§ Problem: Read through the entries below and return each line with the word "dljnp".

Collected data
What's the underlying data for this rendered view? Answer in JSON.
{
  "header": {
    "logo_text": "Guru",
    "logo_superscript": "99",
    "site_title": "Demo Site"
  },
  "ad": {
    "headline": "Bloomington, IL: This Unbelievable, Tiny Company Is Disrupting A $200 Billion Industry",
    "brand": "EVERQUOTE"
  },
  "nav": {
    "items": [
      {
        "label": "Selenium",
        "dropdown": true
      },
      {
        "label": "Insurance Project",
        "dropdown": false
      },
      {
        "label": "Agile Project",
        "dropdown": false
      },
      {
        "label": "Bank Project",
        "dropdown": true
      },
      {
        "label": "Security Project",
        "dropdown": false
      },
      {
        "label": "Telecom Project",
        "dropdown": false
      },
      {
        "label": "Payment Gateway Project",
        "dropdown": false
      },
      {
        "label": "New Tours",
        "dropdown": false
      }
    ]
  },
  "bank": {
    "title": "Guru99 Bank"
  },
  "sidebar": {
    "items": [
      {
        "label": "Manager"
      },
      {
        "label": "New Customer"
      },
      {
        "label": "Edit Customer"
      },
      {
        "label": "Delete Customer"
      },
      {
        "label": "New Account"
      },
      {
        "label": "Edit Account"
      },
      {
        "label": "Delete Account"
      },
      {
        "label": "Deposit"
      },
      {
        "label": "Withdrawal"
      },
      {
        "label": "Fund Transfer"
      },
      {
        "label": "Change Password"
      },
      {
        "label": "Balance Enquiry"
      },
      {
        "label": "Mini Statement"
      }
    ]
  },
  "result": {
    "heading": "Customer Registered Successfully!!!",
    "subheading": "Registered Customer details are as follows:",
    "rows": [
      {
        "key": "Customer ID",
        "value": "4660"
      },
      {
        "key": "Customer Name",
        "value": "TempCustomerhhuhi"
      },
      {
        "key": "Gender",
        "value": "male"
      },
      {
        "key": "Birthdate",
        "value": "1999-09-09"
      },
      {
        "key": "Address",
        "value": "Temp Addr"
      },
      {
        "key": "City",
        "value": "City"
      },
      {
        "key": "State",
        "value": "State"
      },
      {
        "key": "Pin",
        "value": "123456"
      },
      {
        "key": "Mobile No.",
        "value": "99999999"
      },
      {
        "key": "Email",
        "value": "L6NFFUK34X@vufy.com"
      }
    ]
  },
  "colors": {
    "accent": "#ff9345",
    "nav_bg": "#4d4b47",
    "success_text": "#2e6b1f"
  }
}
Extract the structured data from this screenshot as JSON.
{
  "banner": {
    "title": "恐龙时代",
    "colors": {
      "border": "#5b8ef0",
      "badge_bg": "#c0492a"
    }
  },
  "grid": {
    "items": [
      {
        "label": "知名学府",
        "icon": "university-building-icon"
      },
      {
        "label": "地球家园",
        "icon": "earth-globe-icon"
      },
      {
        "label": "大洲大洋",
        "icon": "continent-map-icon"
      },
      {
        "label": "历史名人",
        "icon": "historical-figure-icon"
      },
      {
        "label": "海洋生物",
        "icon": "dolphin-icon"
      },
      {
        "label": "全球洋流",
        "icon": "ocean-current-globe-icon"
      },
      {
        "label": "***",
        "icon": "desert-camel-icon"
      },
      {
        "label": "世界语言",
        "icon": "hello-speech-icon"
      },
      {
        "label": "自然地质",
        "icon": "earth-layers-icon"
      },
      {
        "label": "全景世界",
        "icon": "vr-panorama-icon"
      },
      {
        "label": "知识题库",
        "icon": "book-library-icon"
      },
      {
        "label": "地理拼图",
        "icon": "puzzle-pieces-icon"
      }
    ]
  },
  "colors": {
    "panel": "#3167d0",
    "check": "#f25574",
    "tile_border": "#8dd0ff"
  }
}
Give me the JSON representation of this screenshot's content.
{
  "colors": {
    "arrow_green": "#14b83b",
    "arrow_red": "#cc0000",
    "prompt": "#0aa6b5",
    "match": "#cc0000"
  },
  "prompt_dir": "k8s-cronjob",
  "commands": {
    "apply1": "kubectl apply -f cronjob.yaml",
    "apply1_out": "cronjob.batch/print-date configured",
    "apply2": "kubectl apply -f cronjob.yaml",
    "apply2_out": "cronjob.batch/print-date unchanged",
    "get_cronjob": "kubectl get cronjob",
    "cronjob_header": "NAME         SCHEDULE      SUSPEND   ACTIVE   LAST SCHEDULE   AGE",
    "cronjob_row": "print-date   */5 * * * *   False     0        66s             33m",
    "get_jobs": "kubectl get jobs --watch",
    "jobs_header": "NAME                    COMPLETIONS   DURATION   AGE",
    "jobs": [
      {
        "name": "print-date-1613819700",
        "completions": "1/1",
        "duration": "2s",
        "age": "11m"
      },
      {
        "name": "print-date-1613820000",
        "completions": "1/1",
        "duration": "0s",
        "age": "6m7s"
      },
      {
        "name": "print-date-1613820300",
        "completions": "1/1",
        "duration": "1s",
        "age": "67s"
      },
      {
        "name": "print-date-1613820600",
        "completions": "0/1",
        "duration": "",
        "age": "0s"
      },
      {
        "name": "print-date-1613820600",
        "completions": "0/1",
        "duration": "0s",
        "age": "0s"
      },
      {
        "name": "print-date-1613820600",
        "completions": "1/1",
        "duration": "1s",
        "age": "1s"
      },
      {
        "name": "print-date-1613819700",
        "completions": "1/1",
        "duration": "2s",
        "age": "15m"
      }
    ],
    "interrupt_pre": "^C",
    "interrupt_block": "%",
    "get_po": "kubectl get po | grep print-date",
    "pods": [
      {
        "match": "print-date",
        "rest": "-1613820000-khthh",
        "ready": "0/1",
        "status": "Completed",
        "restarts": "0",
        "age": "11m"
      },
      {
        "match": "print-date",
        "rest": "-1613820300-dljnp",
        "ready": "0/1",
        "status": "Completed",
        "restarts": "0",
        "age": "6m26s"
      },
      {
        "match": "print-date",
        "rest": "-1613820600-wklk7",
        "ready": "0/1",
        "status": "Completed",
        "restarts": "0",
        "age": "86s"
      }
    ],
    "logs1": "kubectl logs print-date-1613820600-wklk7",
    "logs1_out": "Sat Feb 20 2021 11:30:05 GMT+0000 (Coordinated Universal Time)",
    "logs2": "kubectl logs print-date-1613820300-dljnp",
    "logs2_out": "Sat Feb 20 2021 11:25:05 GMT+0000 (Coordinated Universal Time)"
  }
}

§ Right answer:
        "rest": "-1613820300-dljnp",
    "logs2": "kubectl logs print-date-1613820300-dljnp",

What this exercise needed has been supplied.